▸ DESCRIPTION OF THE TASK: Convert the listing below into a numbered list with one entry per line, leaving out any blank lines.

╭─ RECORDS PROVIDED

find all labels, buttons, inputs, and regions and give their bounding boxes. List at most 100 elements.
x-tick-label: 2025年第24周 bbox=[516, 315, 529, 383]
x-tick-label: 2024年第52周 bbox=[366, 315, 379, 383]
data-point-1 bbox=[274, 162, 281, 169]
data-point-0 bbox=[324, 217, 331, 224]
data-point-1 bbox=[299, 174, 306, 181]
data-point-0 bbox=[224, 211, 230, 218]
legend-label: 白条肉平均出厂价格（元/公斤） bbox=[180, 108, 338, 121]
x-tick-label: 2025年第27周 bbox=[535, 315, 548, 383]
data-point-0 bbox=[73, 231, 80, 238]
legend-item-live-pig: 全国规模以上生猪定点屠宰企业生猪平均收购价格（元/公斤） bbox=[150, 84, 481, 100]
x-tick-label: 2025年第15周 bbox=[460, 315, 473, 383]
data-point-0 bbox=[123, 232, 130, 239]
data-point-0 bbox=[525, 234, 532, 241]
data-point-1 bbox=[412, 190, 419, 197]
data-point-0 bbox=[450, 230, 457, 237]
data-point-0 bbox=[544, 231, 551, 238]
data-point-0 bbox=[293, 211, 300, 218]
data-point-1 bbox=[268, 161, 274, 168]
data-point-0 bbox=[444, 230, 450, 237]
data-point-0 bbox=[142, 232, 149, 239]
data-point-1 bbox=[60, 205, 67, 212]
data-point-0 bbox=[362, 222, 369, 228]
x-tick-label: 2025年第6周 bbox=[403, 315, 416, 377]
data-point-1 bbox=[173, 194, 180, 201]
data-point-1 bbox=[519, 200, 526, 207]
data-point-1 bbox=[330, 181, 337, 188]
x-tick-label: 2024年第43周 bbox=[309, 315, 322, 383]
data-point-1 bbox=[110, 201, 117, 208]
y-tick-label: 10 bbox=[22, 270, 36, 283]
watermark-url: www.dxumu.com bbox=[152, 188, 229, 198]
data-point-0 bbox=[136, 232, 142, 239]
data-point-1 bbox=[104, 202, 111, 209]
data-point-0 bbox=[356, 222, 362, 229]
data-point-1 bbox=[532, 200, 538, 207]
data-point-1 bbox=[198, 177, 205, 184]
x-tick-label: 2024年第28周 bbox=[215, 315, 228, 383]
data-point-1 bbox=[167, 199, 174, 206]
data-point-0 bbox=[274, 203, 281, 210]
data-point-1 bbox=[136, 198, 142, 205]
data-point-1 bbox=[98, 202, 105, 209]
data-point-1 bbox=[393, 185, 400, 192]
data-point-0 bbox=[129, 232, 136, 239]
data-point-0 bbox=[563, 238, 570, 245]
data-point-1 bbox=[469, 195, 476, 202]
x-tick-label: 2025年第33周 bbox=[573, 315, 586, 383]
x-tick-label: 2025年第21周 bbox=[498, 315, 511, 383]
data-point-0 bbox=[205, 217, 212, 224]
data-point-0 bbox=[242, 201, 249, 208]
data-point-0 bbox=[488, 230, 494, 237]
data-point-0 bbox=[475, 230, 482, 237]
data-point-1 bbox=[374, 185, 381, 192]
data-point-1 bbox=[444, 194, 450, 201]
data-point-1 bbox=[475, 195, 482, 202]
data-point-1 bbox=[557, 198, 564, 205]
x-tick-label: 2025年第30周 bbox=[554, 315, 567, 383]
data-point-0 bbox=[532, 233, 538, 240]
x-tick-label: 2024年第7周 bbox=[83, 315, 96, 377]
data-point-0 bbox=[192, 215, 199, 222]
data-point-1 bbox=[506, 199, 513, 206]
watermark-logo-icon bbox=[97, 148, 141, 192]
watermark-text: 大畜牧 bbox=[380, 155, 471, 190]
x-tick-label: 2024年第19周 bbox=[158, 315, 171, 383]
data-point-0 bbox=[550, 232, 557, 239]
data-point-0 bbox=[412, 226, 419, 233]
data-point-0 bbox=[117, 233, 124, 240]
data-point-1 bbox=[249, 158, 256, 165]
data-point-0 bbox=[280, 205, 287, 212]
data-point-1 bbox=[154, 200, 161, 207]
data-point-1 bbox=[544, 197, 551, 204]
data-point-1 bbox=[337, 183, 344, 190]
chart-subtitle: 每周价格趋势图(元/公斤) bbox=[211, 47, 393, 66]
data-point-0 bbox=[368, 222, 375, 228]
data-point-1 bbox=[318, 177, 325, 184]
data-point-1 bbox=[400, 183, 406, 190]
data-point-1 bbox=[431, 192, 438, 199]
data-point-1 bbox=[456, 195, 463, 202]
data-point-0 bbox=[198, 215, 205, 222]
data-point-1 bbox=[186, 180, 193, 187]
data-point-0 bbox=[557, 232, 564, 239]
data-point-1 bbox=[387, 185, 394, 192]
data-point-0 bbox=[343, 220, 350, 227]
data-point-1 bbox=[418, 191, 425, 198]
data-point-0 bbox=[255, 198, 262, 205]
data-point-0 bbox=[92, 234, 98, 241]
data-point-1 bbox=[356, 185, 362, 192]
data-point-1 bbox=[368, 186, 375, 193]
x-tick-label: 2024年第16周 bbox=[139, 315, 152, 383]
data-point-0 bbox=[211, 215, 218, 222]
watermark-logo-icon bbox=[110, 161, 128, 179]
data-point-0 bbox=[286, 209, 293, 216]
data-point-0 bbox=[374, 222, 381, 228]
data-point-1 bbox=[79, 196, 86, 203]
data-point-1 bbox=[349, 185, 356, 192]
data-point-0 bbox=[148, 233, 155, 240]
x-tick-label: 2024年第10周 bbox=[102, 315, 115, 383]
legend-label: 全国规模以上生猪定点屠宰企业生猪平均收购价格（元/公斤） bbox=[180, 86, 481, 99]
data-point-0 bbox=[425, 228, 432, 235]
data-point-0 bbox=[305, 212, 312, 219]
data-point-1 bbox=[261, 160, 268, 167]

╰─

▸ SOLUTION TO THIS PROBLEM:
1. find all labels, buttons, inputs, and regions and give their bounding boxes. List at most 100 elements.
2. x-tick-label: 2025年第24周 bbox=[516, 315, 529, 383]
3. x-tick-label: 2024年第52周 bbox=[366, 315, 379, 383]
4. data-point-1 bbox=[274, 162, 281, 169]
5. data-point-0 bbox=[324, 217, 331, 224]
6. data-point-1 bbox=[299, 174, 306, 181]
7. data-point-0 bbox=[224, 211, 230, 218]
8. legend-label: 白条肉平均出厂价格（元/公斤） bbox=[180, 108, 338, 121]
9. x-tick-label: 2025年第27周 bbox=[535, 315, 548, 383]
10. data-point-0 bbox=[73, 231, 80, 238]
11. legend-item-live-pig: 全国规模以上生猪定点屠宰企业生猪平均收购价格（元/公斤） bbox=[150, 84, 481, 100]
12. x-tick-label: 2025年第15周 bbox=[460, 315, 473, 383]
13. data-point-0 bbox=[123, 232, 130, 239]
14. data-point-0 bbox=[525, 234, 532, 241]
15. data-point-1 bbox=[412, 190, 419, 197]
16. data-point-0 bbox=[450, 230, 457, 237]
17. data-point-0 bbox=[544, 231, 551, 238]
18. data-point-0 bbox=[293, 211, 300, 218]
19. data-point-1 bbox=[268, 161, 274, 168]
20. data-point-0 bbox=[444, 230, 450, 237]
21. data-point-0 bbox=[142, 232, 149, 239]
22. data-point-1 bbox=[60, 205, 67, 212]
23. data-point-0 bbox=[362, 222, 369, 228]
24. x-tick-label: 2025年第6周 bbox=[403, 315, 416, 377]
25. data-point-1 bbox=[173, 194, 180, 201]
26. data-point-1 bbox=[519, 200, 526, 207]
27. data-point-1 bbox=[330, 181, 337, 188]
28. x-tick-label: 2024年第43周 bbox=[309, 315, 322, 383]
29. data-point-1 bbox=[110, 201, 117, 208]
30. y-tick-label: 10 bbox=[22, 270, 36, 283]
31. watermark-url: www.dxumu.com bbox=[152, 188, 229, 198]
32. data-point-0 bbox=[136, 232, 142, 239]
33. data-point-1 bbox=[104, 202, 111, 209]
34. data-point-0 bbox=[356, 222, 362, 229]
35. data-point-1 bbox=[532, 200, 538, 207]
36. data-point-1 bbox=[198, 177, 205, 184]
37. x-tick-label: 2024年第28周 bbox=[215, 315, 228, 383]
38. data-point-1 bbox=[167, 199, 174, 206]
39. data-point-0 bbox=[274, 203, 281, 210]
40. data-point-1 bbox=[136, 198, 142, 205]
41. data-point-1 bbox=[98, 202, 105, 209]
42. data-point-1 bbox=[393, 185, 400, 192]
43. data-point-0 bbox=[129, 232, 136, 239]
44. data-point-0 bbox=[563, 238, 570, 245]
45. data-point-1 bbox=[469, 195, 476, 202]
46. x-tick-label: 2025年第33周 bbox=[573, 315, 586, 383]
47. x-tick-label: 2025年第21周 bbox=[498, 315, 511, 383]
48. data-point-0 bbox=[205, 217, 212, 224]
49. data-point-0 bbox=[242, 201, 249, 208]
50. data-point-0 bbox=[488, 230, 494, 237]
51. data-point-0 bbox=[475, 230, 482, 237]
52. data-point-1 bbox=[374, 185, 381, 192]
53. data-point-1 bbox=[444, 194, 450, 201]
54. data-point-1 bbox=[475, 195, 482, 202]
55. data-point-1 bbox=[557, 198, 564, 205]
56. x-tick-label: 2025年第30周 bbox=[554, 315, 567, 383]
57. data-point-0 bbox=[532, 233, 538, 240]
58. x-tick-label: 2024年第7周 bbox=[83, 315, 96, 377]
59. data-point-0 bbox=[192, 215, 199, 222]
60. data-point-1 bbox=[506, 199, 513, 206]
61. watermark-logo-icon bbox=[97, 148, 141, 192]
62. watermark-text: 大畜牧 bbox=[380, 155, 471, 190]
63. x-tick-label: 2024年第19周 bbox=[158, 315, 171, 383]
64. data-point-0 bbox=[550, 232, 557, 239]
65. data-point-0 bbox=[412, 226, 419, 233]
66. data-point-0 bbox=[117, 233, 124, 240]
67. data-point-1 bbox=[249, 158, 256, 165]
68. data-point-0 bbox=[280, 205, 287, 212]
69. data-point-1 bbox=[154, 200, 161, 207]
70. data-point-1 bbox=[544, 197, 551, 204]
71. data-point-1 bbox=[337, 183, 344, 190]
72. chart-subtitle: 每周价格趋势图(元/公斤) bbox=[211, 47, 393, 66]
73. data-point-0 bbox=[368, 222, 375, 228]
74. data-point-1 bbox=[318, 177, 325, 184]
75. data-point-1 bbox=[400, 183, 406, 190]
76. data-point-1 bbox=[431, 192, 438, 199]
77. data-point-1 bbox=[456, 195, 463, 202]
78. data-point-0 bbox=[198, 215, 205, 222]
79. data-point-1 bbox=[186, 180, 193, 187]
80. data-point-0 bbox=[557, 232, 564, 239]
81. data-point-1 bbox=[387, 185, 394, 192]
82. data-point-0 bbox=[343, 220, 350, 227]
83. data-point-1 bbox=[418, 191, 425, 198]
84. data-point-0 bbox=[255, 198, 262, 205]
85. data-point-0 bbox=[92, 234, 98, 241]
86. data-point-1 bbox=[356, 185, 362, 192]
87. data-point-1 bbox=[368, 186, 375, 193]
88. x-tick-label: 2024年第16周 bbox=[139, 315, 152, 383]
89. data-point-0 bbox=[211, 215, 218, 222]
90. watermark-logo-icon bbox=[110, 161, 128, 179]
91. data-point-0 bbox=[286, 209, 293, 216]
92. data-point-0 bbox=[374, 222, 381, 228]
93. data-point-1 bbox=[79, 196, 86, 203]
94. data-point-1 bbox=[349, 185, 356, 192]
95. data-point-0 bbox=[148, 233, 155, 240]
96. x-tick-label: 2024年第10周 bbox=[102, 315, 115, 383]
97. legend-label: 全国规模以上生猪定点屠宰企业生猪平均收购价格（元/公斤） bbox=[180, 86, 481, 99]
98. data-point-0 bbox=[425, 228, 432, 235]
99. data-point-0 bbox=[305, 212, 312, 219]
100. data-point-1 bbox=[261, 160, 268, 167]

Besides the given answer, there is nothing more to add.